● **WHAT YOU HAVE TO DO**
Could you write out the records below exactly as they appear?

● **MATERIALS PROVIDED**

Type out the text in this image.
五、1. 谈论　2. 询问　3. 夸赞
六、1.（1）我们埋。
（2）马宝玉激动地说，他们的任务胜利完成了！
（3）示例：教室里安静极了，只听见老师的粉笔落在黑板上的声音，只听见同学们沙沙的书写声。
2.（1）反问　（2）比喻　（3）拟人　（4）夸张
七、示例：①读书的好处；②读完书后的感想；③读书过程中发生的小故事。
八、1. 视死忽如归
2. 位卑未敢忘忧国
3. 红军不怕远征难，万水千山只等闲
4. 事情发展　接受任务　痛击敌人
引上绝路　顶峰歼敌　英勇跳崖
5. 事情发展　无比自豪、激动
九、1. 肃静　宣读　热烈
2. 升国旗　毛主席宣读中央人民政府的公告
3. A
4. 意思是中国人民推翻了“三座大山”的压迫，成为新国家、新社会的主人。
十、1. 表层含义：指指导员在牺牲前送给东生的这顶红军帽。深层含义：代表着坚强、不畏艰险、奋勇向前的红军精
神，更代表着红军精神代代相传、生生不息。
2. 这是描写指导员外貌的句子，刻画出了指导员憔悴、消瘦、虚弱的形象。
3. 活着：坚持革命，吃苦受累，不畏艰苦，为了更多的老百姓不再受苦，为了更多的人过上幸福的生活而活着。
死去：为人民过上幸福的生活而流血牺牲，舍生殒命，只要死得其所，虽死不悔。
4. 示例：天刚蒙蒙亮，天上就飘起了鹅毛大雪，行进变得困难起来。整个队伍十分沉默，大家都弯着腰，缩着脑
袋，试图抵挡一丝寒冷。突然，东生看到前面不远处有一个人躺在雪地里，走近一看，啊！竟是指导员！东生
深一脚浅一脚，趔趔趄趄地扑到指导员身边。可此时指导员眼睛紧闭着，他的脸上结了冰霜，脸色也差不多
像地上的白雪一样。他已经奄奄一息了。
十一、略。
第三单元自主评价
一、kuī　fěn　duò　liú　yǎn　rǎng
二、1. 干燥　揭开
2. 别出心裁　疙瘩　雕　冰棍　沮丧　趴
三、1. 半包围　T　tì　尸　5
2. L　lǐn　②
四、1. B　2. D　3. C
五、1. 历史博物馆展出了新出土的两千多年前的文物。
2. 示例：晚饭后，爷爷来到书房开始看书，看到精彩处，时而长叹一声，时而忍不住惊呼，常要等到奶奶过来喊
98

● **OUTPUT BELOW**
Type out the text in this image.
五、1. 谈论　2. 询问　3. 夸赞
六、1.（1）我们埋。
（2）马宝玉激动地说，他们的任务胜利完成了！
（3）示例：教室里安静极了，只听见老师的粉笔落在黑板上的声音，只听见同学们沙沙的书写声。
2.（1）反问　（2）比喻　（3）拟人　（4）夸张
七、示例：①读书的好处；②读完书后的感想；③读书过程中发生的小故事。
八、1. 视死忽如归
2. 位卑未敢忘忧国
3. 红军不怕远征难，万水千山只等闲
4. 事情发展　接受任务　痛击敌人
引上绝路　顶峰歼敌　英勇跳崖
5. 事情发展　无比自豪、激动
九、1. 肃静　宣读　热烈
2. 升国旗　毛主席宣读中央人民政府的公告
3. A
4. 意思是中国人民推翻了“三座大山”的压迫，成为新国家、新社会的主人。
十、1. 表层含义：指指导员在牺牲前送给东生的这顶红军帽。深层含义：代表着坚强、不畏艰险、奋勇向前的红军精
神，更代表着红军精神代代相传、生生不息。
2. 这是描写指导员外貌的句子，刻画出了指导员憔悴、消瘦、虚弱的形象。
3. 活着：坚持革命，吃苦受累，不畏艰苦，为了更多的老百姓不再受苦，为了更多的人过上幸福的生活而活着。
死去：为人民过上幸福的生活而流血牺牲，舍生殒命，只要死得其所，虽死不悔。
4. 示例：天刚蒙蒙亮，天上就飘起了鹅毛大雪，行进变得困难起来。整个队伍十分沉默，大家都弯着腰，缩着脑
袋，试图抵挡一丝寒冷。突然，东生看到前面不远处有一个人躺在雪地里，走近一看，啊！竟是指导员！东生
深一脚浅一脚，趔趔趄趄地扑到指导员身边。可此时指导员眼睛紧闭着，他的脸上结了冰霜，脸色也差不多
像地上的白雪一样。他已经奄奄一息了。
十一、略。
第三单元自主评价
一、kuī　fěn　duò　liú　yǎn　rǎng
二、1. 干燥　揭开
2. 别出心裁　疙瘩　雕　冰棍　沮丧　趴
三、1. 半包围　T　tì　尸　5
2. L　lǐn　②
四、1. B　2. D　3. C
五、1. 历史博物馆展出了新出土的两千多年前的文物。
2. 示例：晚饭后，爷爷来到书房开始看书，看到精彩处，时而长叹一声，时而忍不住惊呼，常要等到奶奶过来喊
98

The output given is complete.